▶ _Dataset extract_:
↓↓↓
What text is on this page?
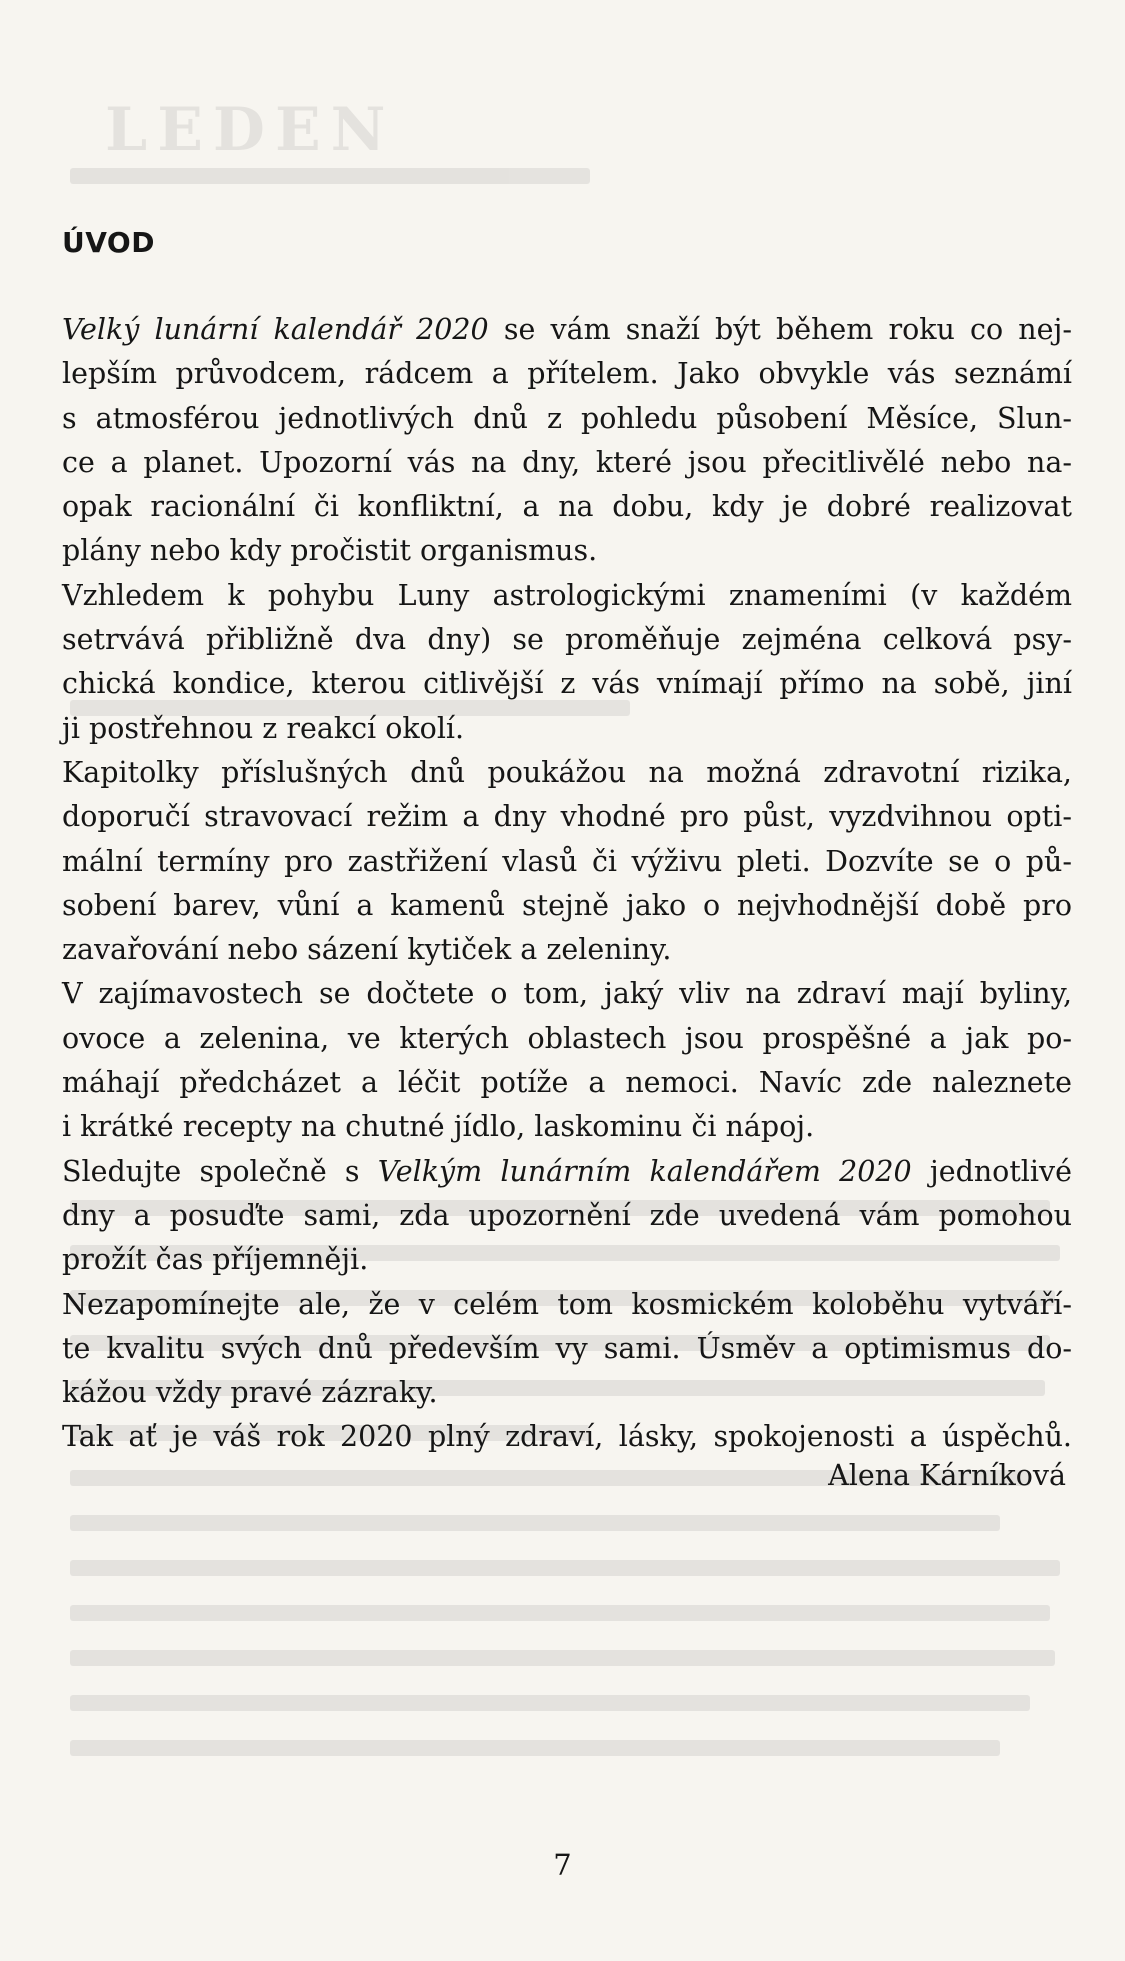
LEDEN
ÚVOD
Velký lunární kalendář 2020 se vám snaží být během roku co nej-
lepším průvodcem, rádcem a přítelem. Jako obvykle vás seznámí
s atmosférou jednotlivých dnů z pohledu působení Měsíce, Slun-
ce a planet. Upozorní vás na dny, které jsou přecitlivělé nebo na-
opak racionální či konfliktní, a na dobu, kdy je dobré realizovat
plány nebo kdy pročistit organismus.
Vzhledem k pohybu Luny astrologickými znameními (v každém
setrvává přibližně dva dny) se proměňuje zejména celková psy-
chická kondice, kterou citlivější z vás vnímají přímo na sobě, jiní
ji postřehnou z reakcí okolí.
Kapitolky příslušných dnů poukážou na možná zdravotní rizika,
doporučí stravovací režim a dny vhodné pro půst, vyzdvihnou opti-
mální termíny pro zastřižení vlasů či výživu pleti. Dozvíte se o pů-
sobení barev, vůní a kamenů stejně jako o nejvhodnější době pro
zavařování nebo sázení kytiček a zeleniny.
V zajímavostech se dočtete o tom, jaký vliv na zdraví mají byliny,
ovoce a zelenina, ve kterých oblastech jsou prospěšné a jak po-
máhají předcházet a léčit potíže a nemoci. Navíc zde naleznete
i krátké recepty na chutné jídlo, laskominu či nápoj.
Sledujte společně s Velkým lunárním kalendářem 2020 jednotlivé
dny a posuďte sami, zda upozornění zde uvedená vám pomohou
prožít čas příjemněji.
Nezapomínejte ale, že v celém tom kosmickém koloběhu vytváří-
te kvalitu svých dnů především vy sami. Úsměv a optimismus do-
kážou vždy pravé zázraky.
Tak ať je váš rok 2020 plný zdraví, lásky, spokojenosti a úspěchů.
Alena Kárníková
7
↑↑↑
▶ _Problem_:
The data above needs to be retyped exactly, with the images left out.

▶ _Worked answer_:
What text is on this page?
LEDEN
ÚVOD
Velký lunární kalendář 2020 se vám snaží být během roku co nej-
lepším průvodcem, rádcem a přítelem. Jako obvykle vás seznámí
s atmosférou jednotlivých dnů z pohledu působení Měsíce, Slun-
ce a planet. Upozorní vás na dny, které jsou přecitlivělé nebo na-
opak racionální či konfliktní, a na dobu, kdy je dobré realizovat
plány nebo kdy pročistit organismus.
Vzhledem k pohybu Luny astrologickými znameními (v každém
setrvává přibližně dva dny) se proměňuje zejména celková psy-
chická kondice, kterou citlivější z vás vnímají přímo na sobě, jiní
ji postřehnou z reakcí okolí.
Kapitolky příslušných dnů poukážou na možná zdravotní rizika,
doporučí stravovací režim a dny vhodné pro půst, vyzdvihnou opti-
mální termíny pro zastřižení vlasů či výživu pleti. Dozvíte se o pů-
sobení barev, vůní a kamenů stejně jako o nejvhodnější době pro
zavařování nebo sázení kytiček a zeleniny.
V zajímavostech se dočtete o tom, jaký vliv na zdraví mají byliny,
ovoce a zelenina, ve kterých oblastech jsou prospěšné a jak po-
máhají předcházet a léčit potíže a nemoci. Navíc zde naleznete
i krátké recepty na chutné jídlo, laskominu či nápoj.
Sledujte společně s Velkým lunárním kalendářem 2020 jednotlivé
dny a posuďte sami, zda upozornění zde uvedená vám pomohou
prožít čas příjemněji.
Nezapomínejte ale, že v celém tom kosmickém koloběhu vytváří-
te kvalitu svých dnů především vy sami. Úsměv a optimismus do-
kážou vždy pravé zázraky.
Tak ať je váš rok 2020 plný zdraví, lásky, spokojenosti a úspěchů.
Alena Kárníková
7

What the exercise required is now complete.